**Exercise description:** Count the lines in the records below that contain the string "Traditional". Reply with that number alone.

**Input for this task:**
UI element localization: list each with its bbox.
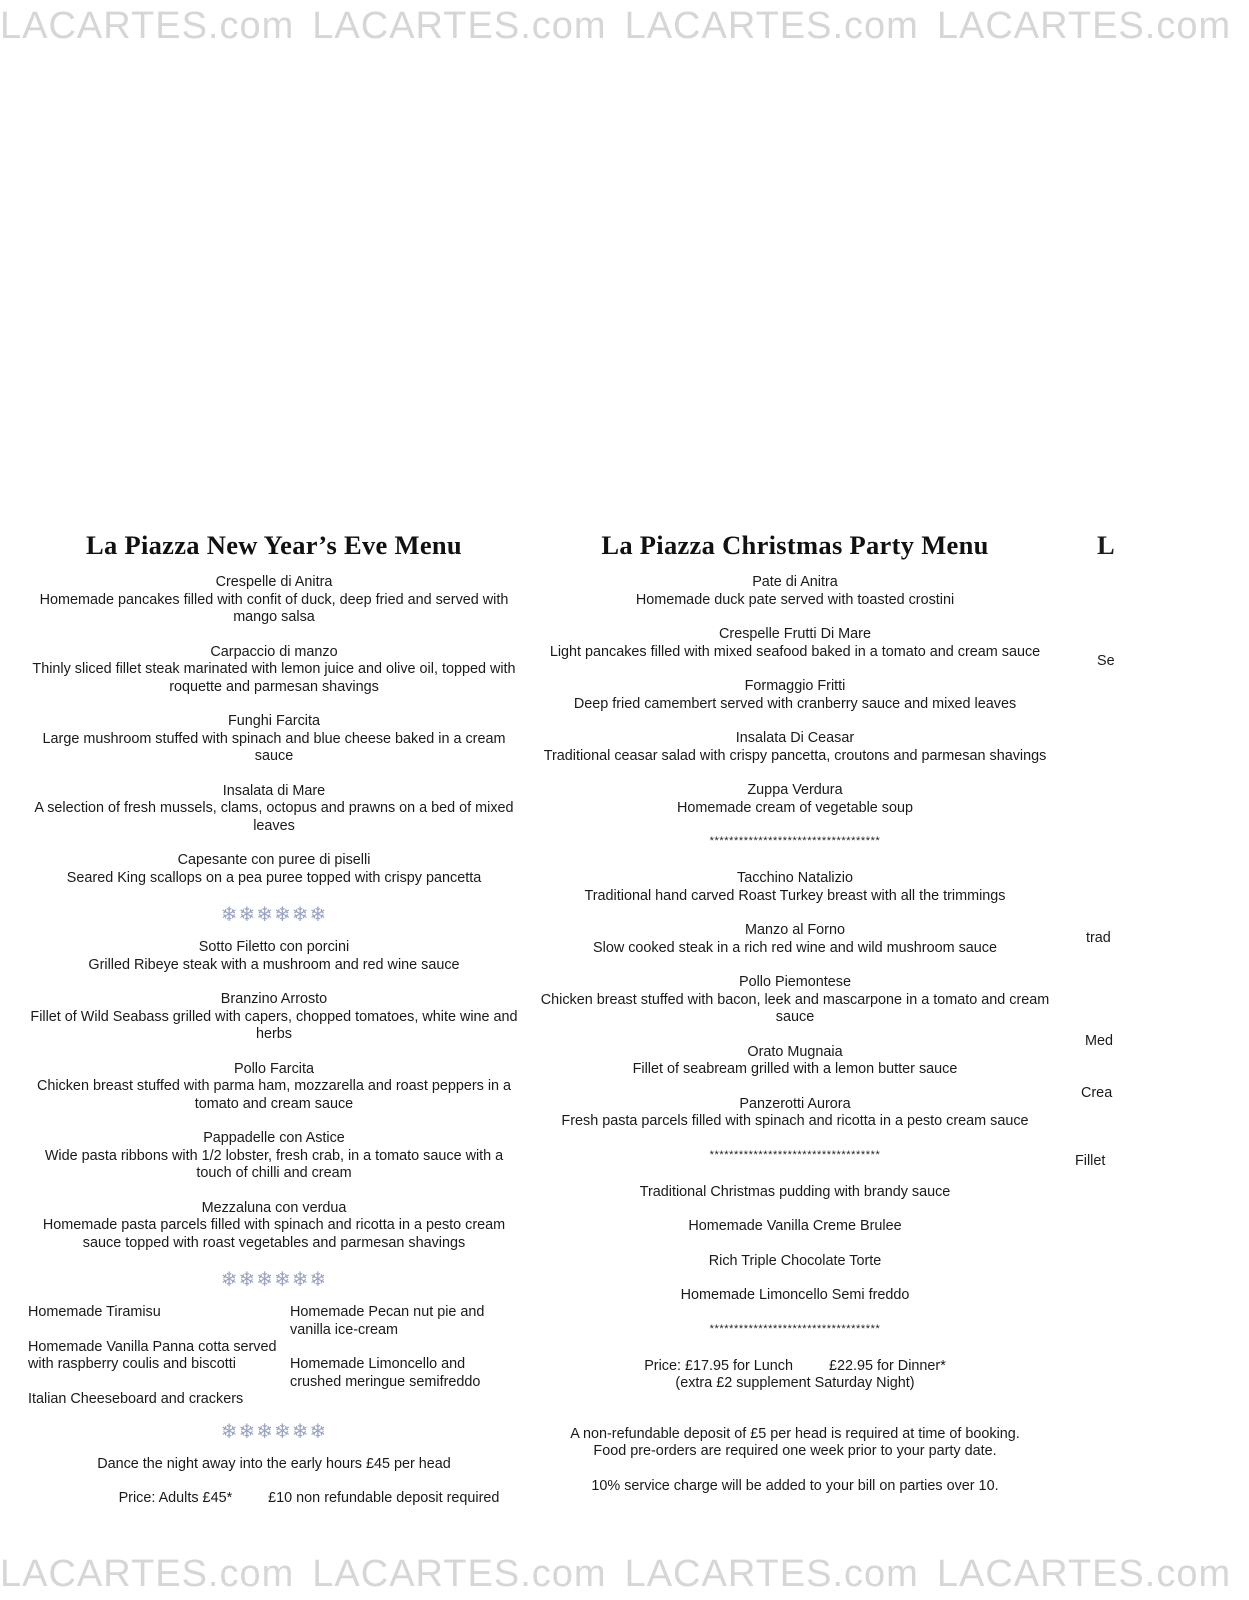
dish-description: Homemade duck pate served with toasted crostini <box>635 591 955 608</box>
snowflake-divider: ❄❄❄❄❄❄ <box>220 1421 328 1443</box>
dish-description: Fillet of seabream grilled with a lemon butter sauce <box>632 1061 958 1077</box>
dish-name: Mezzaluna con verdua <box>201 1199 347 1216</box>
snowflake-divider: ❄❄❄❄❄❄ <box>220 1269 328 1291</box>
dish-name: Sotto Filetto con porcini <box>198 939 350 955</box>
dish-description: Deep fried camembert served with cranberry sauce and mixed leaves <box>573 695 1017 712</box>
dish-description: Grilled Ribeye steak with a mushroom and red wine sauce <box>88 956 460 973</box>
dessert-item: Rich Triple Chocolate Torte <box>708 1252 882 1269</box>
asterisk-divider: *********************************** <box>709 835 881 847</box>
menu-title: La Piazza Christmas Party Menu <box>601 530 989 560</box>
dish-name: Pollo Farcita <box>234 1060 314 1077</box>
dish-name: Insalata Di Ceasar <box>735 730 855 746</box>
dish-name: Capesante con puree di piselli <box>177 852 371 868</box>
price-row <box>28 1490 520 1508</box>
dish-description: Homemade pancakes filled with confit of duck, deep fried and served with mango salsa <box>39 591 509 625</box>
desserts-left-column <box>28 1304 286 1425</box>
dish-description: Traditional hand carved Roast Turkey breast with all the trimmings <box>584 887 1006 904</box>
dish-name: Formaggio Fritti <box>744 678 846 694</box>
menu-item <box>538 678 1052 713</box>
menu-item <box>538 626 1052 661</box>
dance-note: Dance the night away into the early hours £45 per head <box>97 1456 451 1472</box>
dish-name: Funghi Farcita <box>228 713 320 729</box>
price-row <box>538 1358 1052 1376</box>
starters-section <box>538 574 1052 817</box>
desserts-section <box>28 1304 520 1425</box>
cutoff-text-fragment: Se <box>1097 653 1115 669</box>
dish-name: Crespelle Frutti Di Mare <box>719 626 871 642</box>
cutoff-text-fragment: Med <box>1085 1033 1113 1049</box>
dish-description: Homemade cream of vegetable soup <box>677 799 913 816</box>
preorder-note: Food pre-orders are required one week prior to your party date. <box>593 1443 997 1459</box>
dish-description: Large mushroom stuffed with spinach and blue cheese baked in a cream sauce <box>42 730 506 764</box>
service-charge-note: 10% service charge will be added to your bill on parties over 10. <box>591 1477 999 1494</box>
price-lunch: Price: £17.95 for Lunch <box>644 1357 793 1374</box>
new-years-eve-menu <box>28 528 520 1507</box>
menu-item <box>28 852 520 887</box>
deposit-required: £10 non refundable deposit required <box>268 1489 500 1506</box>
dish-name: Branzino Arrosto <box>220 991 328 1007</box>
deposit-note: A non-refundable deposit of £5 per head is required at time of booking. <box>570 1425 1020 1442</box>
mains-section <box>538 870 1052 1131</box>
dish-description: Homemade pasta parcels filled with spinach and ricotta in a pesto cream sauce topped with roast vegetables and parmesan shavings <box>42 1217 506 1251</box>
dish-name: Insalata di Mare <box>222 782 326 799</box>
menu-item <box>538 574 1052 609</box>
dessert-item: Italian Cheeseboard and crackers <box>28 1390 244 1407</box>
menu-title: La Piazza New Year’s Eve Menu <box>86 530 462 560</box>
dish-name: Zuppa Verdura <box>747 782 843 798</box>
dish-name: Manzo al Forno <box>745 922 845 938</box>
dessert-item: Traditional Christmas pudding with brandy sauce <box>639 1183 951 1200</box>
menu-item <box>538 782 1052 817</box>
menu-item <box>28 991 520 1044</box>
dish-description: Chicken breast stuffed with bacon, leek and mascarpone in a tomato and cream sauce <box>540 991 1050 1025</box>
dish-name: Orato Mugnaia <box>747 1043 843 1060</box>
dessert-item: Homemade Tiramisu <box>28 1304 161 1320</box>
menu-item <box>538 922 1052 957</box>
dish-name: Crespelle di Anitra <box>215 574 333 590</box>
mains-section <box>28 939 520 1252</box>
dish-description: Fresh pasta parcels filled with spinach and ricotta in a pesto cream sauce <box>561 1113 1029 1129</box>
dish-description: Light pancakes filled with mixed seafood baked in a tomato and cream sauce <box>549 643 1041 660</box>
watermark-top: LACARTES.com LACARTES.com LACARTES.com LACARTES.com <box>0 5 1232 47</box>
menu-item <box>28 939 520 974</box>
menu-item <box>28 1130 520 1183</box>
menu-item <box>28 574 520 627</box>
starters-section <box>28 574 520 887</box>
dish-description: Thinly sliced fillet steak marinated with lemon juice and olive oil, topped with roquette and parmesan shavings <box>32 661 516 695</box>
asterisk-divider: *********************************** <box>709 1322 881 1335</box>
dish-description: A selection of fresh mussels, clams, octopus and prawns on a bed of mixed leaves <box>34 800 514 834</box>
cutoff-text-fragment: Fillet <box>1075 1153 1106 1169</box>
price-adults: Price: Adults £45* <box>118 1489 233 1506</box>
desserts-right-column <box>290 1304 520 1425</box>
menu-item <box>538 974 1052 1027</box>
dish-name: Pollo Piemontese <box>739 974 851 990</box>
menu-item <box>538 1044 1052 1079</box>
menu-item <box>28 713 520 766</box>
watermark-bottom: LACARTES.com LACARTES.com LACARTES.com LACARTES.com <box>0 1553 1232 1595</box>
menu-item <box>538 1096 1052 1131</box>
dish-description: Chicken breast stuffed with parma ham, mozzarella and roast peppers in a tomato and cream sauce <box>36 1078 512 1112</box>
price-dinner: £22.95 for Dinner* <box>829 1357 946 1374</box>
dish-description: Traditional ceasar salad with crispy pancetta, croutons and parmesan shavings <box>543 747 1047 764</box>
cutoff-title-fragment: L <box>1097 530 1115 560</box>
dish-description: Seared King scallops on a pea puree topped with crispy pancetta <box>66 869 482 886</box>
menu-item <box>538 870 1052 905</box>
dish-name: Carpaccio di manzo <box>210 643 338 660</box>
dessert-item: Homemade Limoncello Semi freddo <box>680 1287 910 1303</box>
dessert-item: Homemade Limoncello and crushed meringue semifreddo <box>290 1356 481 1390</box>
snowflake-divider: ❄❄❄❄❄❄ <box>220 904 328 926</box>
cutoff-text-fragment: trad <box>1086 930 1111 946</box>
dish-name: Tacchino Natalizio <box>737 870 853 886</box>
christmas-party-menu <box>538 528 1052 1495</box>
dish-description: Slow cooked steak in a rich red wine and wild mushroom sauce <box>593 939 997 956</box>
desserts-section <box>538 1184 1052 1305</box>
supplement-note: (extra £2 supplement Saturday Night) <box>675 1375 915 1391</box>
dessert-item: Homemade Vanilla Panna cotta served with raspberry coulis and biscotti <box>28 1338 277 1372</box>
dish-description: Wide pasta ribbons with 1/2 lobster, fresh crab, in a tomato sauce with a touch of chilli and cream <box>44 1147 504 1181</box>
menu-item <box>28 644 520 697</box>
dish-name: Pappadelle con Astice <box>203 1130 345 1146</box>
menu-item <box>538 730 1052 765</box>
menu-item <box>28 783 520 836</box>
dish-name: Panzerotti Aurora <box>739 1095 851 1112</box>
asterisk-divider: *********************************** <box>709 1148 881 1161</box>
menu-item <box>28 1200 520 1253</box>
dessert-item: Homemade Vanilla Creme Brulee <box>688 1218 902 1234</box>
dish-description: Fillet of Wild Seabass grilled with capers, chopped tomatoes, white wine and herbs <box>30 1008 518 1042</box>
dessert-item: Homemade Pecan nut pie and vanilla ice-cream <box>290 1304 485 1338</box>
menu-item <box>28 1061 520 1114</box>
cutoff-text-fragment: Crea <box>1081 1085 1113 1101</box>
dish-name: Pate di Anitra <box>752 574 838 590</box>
* * *
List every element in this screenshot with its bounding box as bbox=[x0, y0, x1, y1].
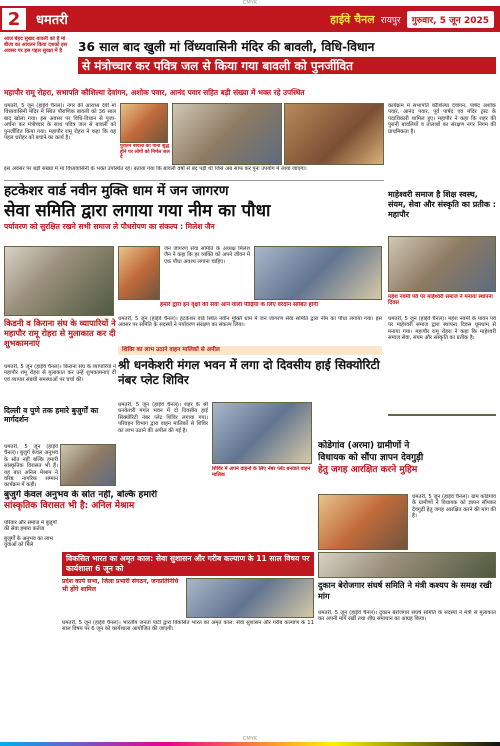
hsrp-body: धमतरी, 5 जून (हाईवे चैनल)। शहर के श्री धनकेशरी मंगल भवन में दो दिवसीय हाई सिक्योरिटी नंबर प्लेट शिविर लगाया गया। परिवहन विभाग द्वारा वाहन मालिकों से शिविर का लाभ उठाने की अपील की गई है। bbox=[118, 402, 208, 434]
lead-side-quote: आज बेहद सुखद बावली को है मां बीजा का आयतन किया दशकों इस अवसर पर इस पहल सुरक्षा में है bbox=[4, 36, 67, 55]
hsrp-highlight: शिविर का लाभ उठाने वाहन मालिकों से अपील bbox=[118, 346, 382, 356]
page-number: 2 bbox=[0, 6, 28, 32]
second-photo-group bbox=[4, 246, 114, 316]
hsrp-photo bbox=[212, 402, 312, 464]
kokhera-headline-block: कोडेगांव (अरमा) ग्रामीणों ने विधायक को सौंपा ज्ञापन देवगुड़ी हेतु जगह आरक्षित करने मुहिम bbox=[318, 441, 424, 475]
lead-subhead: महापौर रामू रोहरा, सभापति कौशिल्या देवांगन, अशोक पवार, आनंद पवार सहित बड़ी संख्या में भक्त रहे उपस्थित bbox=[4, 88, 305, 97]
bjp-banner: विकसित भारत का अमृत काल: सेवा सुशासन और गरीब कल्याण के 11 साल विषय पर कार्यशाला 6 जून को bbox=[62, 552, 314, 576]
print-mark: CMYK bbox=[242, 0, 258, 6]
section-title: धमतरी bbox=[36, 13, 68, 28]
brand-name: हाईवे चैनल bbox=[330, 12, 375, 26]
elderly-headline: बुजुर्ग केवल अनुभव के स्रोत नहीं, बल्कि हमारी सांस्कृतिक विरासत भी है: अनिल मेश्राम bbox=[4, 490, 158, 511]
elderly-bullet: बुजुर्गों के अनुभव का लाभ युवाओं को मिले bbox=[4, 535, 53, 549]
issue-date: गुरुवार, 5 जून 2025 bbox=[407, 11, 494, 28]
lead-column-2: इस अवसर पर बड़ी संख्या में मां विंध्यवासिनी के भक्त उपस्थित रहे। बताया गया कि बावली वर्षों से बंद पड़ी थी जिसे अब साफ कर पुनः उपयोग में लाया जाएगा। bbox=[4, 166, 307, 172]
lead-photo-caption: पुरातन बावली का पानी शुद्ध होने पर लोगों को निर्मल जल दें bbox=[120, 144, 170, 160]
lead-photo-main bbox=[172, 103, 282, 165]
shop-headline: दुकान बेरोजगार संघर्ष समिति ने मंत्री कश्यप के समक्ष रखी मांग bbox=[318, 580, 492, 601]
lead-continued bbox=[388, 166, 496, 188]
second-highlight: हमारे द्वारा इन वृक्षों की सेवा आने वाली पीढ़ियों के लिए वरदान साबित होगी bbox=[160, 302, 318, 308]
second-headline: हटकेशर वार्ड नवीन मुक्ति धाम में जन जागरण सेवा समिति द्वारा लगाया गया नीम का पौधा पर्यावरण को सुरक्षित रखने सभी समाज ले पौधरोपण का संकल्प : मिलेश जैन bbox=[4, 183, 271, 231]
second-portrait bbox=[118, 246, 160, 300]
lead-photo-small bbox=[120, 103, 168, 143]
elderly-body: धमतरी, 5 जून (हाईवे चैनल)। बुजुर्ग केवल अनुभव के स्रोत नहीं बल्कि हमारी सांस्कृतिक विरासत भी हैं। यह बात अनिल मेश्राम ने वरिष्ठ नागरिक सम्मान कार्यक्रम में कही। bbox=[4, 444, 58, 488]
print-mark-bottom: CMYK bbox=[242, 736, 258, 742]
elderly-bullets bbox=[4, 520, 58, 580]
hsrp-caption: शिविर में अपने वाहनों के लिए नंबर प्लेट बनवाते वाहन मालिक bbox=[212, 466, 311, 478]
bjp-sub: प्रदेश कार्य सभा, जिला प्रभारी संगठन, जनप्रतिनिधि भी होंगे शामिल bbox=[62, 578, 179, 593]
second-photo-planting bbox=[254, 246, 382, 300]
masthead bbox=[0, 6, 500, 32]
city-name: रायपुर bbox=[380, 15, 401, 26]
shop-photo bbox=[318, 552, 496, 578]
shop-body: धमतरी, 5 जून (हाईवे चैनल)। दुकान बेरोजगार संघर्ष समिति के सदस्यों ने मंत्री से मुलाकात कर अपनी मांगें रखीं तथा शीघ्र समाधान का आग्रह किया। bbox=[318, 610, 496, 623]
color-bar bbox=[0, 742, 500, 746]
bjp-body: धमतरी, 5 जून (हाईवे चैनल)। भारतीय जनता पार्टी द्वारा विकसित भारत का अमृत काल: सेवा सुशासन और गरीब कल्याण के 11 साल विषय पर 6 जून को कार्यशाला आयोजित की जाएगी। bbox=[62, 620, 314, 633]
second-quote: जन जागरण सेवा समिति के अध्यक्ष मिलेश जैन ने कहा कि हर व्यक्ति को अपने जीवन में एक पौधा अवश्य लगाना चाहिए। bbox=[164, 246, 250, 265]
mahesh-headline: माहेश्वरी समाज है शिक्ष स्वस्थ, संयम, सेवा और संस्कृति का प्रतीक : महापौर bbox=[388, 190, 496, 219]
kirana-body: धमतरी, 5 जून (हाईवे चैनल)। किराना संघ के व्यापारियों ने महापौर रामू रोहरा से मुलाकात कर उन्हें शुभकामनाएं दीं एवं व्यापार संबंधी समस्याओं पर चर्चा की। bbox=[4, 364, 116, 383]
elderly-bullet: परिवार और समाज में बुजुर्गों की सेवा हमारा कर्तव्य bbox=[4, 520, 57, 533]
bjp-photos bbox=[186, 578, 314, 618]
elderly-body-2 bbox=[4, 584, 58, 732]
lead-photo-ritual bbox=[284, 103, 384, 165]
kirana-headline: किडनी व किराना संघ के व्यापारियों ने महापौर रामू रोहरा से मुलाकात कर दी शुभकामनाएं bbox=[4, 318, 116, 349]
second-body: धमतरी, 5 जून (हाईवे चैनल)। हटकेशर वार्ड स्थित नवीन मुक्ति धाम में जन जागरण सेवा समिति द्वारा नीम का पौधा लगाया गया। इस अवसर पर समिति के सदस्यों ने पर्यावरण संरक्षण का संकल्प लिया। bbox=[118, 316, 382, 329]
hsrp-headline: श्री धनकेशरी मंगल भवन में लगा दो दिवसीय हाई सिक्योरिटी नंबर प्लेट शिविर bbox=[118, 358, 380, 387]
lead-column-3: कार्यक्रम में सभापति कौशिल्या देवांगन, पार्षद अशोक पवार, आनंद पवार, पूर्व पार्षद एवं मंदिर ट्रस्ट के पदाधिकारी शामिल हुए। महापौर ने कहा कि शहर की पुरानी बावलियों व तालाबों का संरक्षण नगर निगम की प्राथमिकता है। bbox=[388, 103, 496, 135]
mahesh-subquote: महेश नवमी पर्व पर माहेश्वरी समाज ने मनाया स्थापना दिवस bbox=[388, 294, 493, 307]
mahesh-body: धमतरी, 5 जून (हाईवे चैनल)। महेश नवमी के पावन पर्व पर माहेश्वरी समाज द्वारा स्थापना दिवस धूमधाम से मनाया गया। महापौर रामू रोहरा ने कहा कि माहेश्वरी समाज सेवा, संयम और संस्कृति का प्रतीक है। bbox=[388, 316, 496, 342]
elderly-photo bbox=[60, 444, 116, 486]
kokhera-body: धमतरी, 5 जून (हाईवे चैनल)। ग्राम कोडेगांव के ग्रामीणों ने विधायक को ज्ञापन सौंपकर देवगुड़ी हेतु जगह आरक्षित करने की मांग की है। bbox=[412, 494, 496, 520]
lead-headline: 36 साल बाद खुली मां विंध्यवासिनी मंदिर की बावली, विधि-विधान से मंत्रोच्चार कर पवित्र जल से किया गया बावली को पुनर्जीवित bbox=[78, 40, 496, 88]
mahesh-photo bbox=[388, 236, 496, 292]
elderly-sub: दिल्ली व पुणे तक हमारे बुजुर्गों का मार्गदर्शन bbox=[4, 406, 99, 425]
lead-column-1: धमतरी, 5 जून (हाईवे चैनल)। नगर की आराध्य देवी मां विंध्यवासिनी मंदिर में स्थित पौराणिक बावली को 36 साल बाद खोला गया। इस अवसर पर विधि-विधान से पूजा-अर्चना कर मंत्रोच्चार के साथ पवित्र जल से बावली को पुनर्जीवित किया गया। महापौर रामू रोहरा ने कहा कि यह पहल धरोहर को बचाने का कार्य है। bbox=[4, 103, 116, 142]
...
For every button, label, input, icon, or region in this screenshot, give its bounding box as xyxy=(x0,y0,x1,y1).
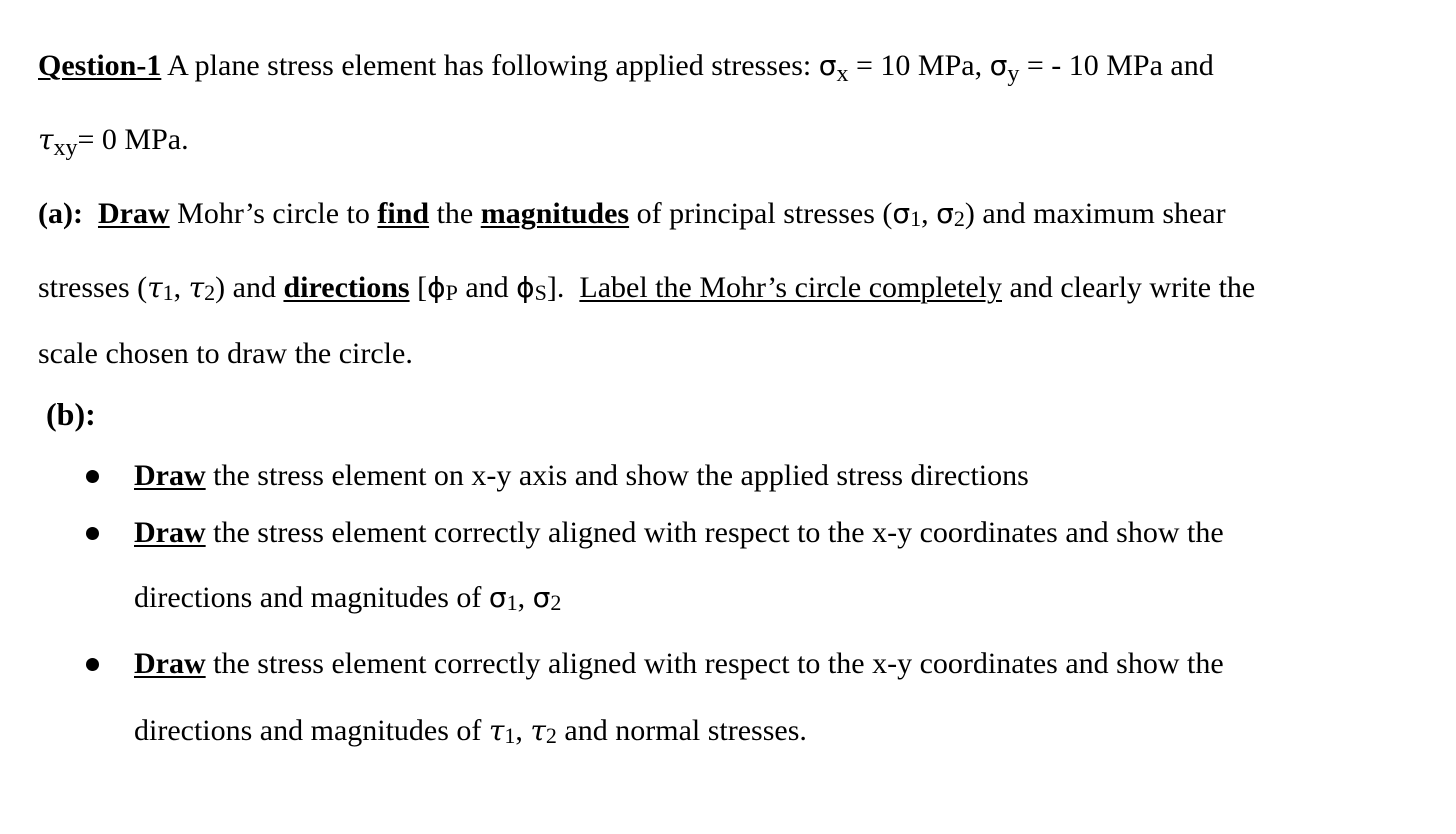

**Answer to this task:** 3